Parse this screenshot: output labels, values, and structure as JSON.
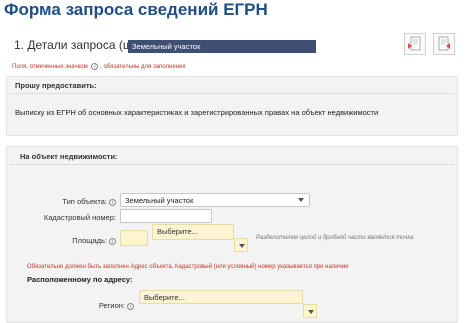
{
  "header": {
    "title": "Форма запроса сведений ЕГРН"
  },
  "step": {
    "title": "1. Детали запроса (ш",
    "tooltip": "Земельный участок"
  },
  "icons": {
    "doc1": "document-icon",
    "doc2": "document-icon"
  },
  "required_note": {
    "text": "Поля, отмеченные значком",
    "info_glyph": "i",
    "suffix": ", обязательны для заполнения"
  },
  "provide_section": {
    "title": "Прошу предоставить:",
    "text": "Выписку из ЕГРН об основных характеристиках и зарегистрированных правах на объект недвижимости"
  },
  "property_section": {
    "title": "На объект недвижимости:",
    "object_type": {
      "label": "Тип объекта:",
      "value": "Земельный участок"
    },
    "cadastral_number": {
      "label": "Кадастровый номер:",
      "value": ""
    },
    "area": {
      "label": "Площадь:",
      "unit_placeholder": "Выберите...",
      "hint": "Разделителем целой и дробной части является точка"
    },
    "error_note": "Обязательно должен быть заполнен Адрес объекта, Кадастровый (или условный) номер указывается при наличии",
    "address": {
      "title": "Расположенному по адресу:",
      "region_label": "Регион:",
      "region_placeholder": "Выберите..."
    }
  }
}
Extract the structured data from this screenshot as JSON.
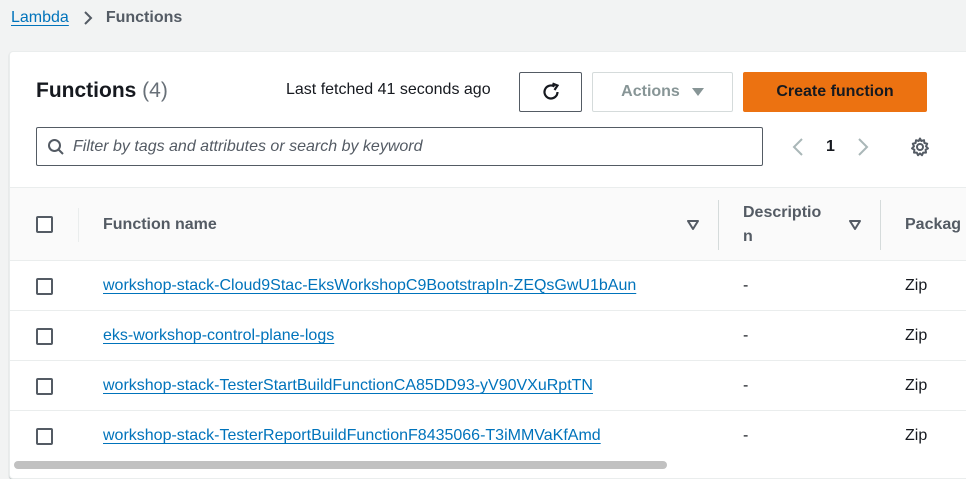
{
  "breadcrumb": {
    "parent": "Lambda",
    "current": "Functions"
  },
  "header": {
    "title": "Functions",
    "count": "(4)",
    "last_fetched": "Last fetched 41 seconds ago"
  },
  "toolbar": {
    "actions_label": "Actions",
    "create_label": "Create function"
  },
  "search": {
    "placeholder": "Filter by tags and attributes or search by keyword",
    "value": ""
  },
  "pagination": {
    "current_page": "1"
  },
  "table": {
    "columns": {
      "name": "Function name",
      "description_line1": "Descriptio",
      "description_line2": "n",
      "package": "Packag"
    },
    "rows": [
      {
        "name": "workshop-stack-Cloud9Stac-EksWorkshopC9BootstrapIn-ZEQsGwU1bAun",
        "description": "-",
        "package": "Zip"
      },
      {
        "name": "eks-workshop-control-plane-logs",
        "description": "-",
        "package": "Zip"
      },
      {
        "name": "workshop-stack-TesterStartBuildFunctionCA85DD93-yV90VXuRptTN",
        "description": "-",
        "package": "Zip"
      },
      {
        "name": "workshop-stack-TesterReportBuildFunctionF8435066-T3iMMVaKfAmd",
        "description": "-",
        "package": "Zip"
      }
    ]
  },
  "colors": {
    "link": "#0073bb",
    "primary_button": "#ec7211",
    "text": "#16191f",
    "muted": "#545b64"
  }
}
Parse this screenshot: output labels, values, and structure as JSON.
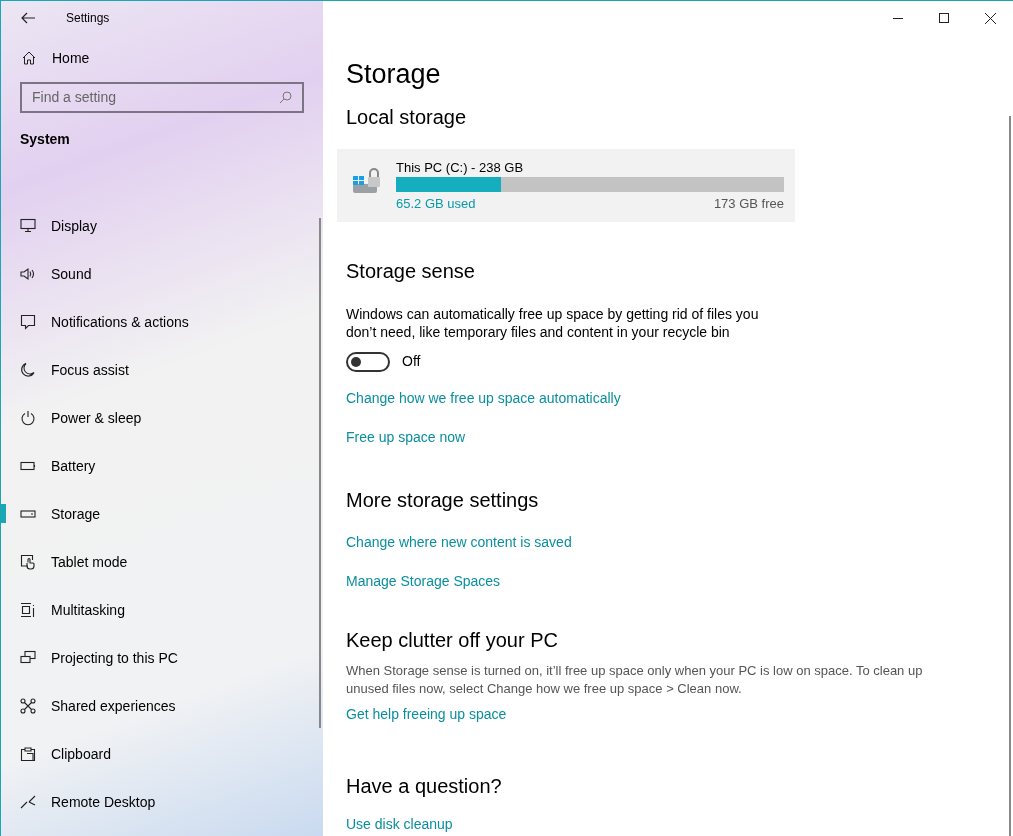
{
  "window": {
    "title": "Settings"
  },
  "sidebar": {
    "home": "Home",
    "search": {
      "placeholder": "Find a setting"
    },
    "section": "System",
    "items": [
      {
        "label": "Display",
        "selected": false
      },
      {
        "label": "Sound",
        "selected": false
      },
      {
        "label": "Notifications & actions",
        "selected": false
      },
      {
        "label": "Focus assist",
        "selected": false
      },
      {
        "label": "Power & sleep",
        "selected": false
      },
      {
        "label": "Battery",
        "selected": false
      },
      {
        "label": "Storage",
        "selected": true
      },
      {
        "label": "Tablet mode",
        "selected": false
      },
      {
        "label": "Multitasking",
        "selected": false
      },
      {
        "label": "Projecting to this PC",
        "selected": false
      },
      {
        "label": "Shared experiences",
        "selected": false
      },
      {
        "label": "Clipboard",
        "selected": false
      },
      {
        "label": "Remote Desktop",
        "selected": false
      }
    ]
  },
  "page": {
    "title": "Storage",
    "local_storage": {
      "heading": "Local storage",
      "drive": {
        "name": "This PC (C:) - 238 GB",
        "level": 0.27,
        "used": "65.2 GB used",
        "free": "173 GB free"
      }
    },
    "storage_sense": {
      "heading": "Storage sense",
      "description": "Windows can automatically free up space by getting rid of files you don’t need, like temporary files and content in your recycle bin",
      "toggle": {
        "on": false,
        "label": "Off"
      },
      "links": [
        "Change how we free up space automatically",
        "Free up space now"
      ]
    },
    "more_settings": {
      "heading": "More storage settings",
      "links": [
        "Change where new content is saved",
        "Manage Storage Spaces"
      ]
    },
    "clutter": {
      "heading": "Keep clutter off your PC",
      "description": "When Storage sense is turned on, it’ll free up space only when your PC is low on space. To clean up unused files now, select Change how we free up space > Clean now.",
      "links": [
        "Get help freeing up space"
      ]
    },
    "question": {
      "heading": "Have a question?",
      "links": [
        "Use disk cleanup"
      ]
    }
  }
}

+ + + + + + +

Reproduce every entry word for word, but omit the pictures.

Parse this screenshot: output labels, values, and structure as JSON.
{
  "header": {
    "title": "Форма запроса сведений ЕГРН"
  },
  "step": {
    "title": "1. Детали запроса (ш",
    "tooltip": "Земельный участок"
  },
  "icons": {
    "doc1": "document-icon",
    "doc2": "document-icon"
  },
  "required_note": {
    "text": "Поля, отмеченные значком",
    "info_glyph": "i",
    "suffix": ", обязательны для заполнения"
  },
  "provide_section": {
    "title": "Прошу предоставить:",
    "text": "Выписку из ЕГРН об основных характеристиках и зарегистрированных правах на объект недвижимости"
  },
  "property_section": {
    "title": "На объект недвижимости:",
    "object_type": {
      "label": "Тип объекта:",
      "value": "Земельный участок"
    },
    "cadastral_number": {
      "label": "Кадастровый номер:",
      "value": ""
    },
    "area": {
      "label": "Площадь:",
      "unit_placeholder": "Выберите...",
      "hint": "Разделителем целой и дробной части является точка"
    },
    "error_note": "Обязательно должен быть заполнен Адрес объекта, Кадастровый (или условный) номер указывается при наличии",
    "address": {
      "title": "Расположенному по адресу:",
      "region_label": "Регион:",
      "region_placeholder": "Выберите..."
    }
  }
}
Extract the structured data from this screenshot as JSON.
{
  "breadcrumb": {
    "parent": "Lambda",
    "current": "Functions"
  },
  "header": {
    "title": "Functions",
    "count": "(4)",
    "last_fetched": "Last fetched 41 seconds ago"
  },
  "toolbar": {
    "actions_label": "Actions",
    "create_label": "Create function"
  },
  "search": {
    "placeholder": "Filter by tags and attributes or search by keyword",
    "value": ""
  },
  "pagination": {
    "current_page": "1"
  },
  "table": {
    "columns": {
      "name": "Function name",
      "description_line1": "Descriptio",
      "description_line2": "n",
      "package": "Packag"
    },
    "rows": [
      {
        "name": "workshop-stack-Cloud9Stac-EksWorkshopC9BootstrapIn-ZEQsGwU1bAun",
        "description": "-",
        "package": "Zip"
      },
      {
        "name": "eks-workshop-control-plane-logs",
        "description": "-",
        "package": "Zip"
      },
      {
        "name": "workshop-stack-TesterStartBuildFunctionCA85DD93-yV90VXuRptTN",
        "description": "-",
        "package": "Zip"
      },
      {
        "name": "workshop-stack-TesterReportBuildFunctionF8435066-T3iMMVaKfAmd",
        "description": "-",
        "package": "Zip"
      }
    ]
  },
  "colors": {
    "link": "#0073bb",
    "primary_button": "#ec7211",
    "text": "#16191f",
    "muted": "#545b64"
  }
}
Parse this screenshot: output labels, values, and structure as JSON.
{
  "window": {
    "title": "Settings"
  },
  "sidebar": {
    "home": "Home",
    "search": {
      "placeholder": "Find a setting"
    },
    "section": "System",
    "items": [
      {
        "label": "Display",
        "selected": false
      },
      {
        "label": "Sound",
        "selected": false
      },
      {
        "label": "Notifications & actions",
        "selected": false
      },
      {
        "label": "Focus assist",
        "selected": false
      },
      {
        "label": "Power & sleep",
        "selected": false
      },
      {
        "label": "Battery",
        "selected": false
      },
      {
        "label": "Storage",
        "selected": true
      },
      {
        "label": "Tablet mode",
        "selected": false
      },
      {
        "label": "Multitasking",
        "selected": false
      },
      {
        "label": "Projecting to this PC",
        "selected": false
      },
      {
        "label": "Shared experiences",
        "selected": false
      },
      {
        "label": "Clipboard",
        "selected": false
      },
      {
        "label": "Remote Desktop",
        "selected": false
      }
    ]
  },
  "page": {
    "title": "Storage",
    "local_storage": {
      "heading": "Local storage",
      "drive": {
        "name": "This PC (C:) - 238 GB",
        "level": 0.27,
        "used": "65.2 GB used",
        "free": "173 GB free"
      }
    },
    "storage_sense": {
      "heading": "Storage sense",
      "description": "Windows can automatically free up space by getting rid of files you don’t need, like temporary files and content in your recycle bin",
      "toggle": {
        "on": false,
        "label": "Off"
      },
      "links": [
        "Change how we free up space automatically",
        "Free up space now"
      ]
    },
    "more_settings": {
      "heading": "More storage settings",
      "links": [
        "Change where new content is saved",
        "Manage Storage Spaces"
      ]
    },
    "clutter": {
      "heading": "Keep clutter off your PC",
      "description": "When Storage sense is turned on, it’ll free up space only when your PC is low on space. To clean up unused files now, select Change how we free up space > Clean now.",
      "links": [
        "Get help freeing up space"
      ]
    },
    "question": {
      "heading": "Have a question?",
      "links": [
        "Use disk cleanup"
      ]
    }
  }
}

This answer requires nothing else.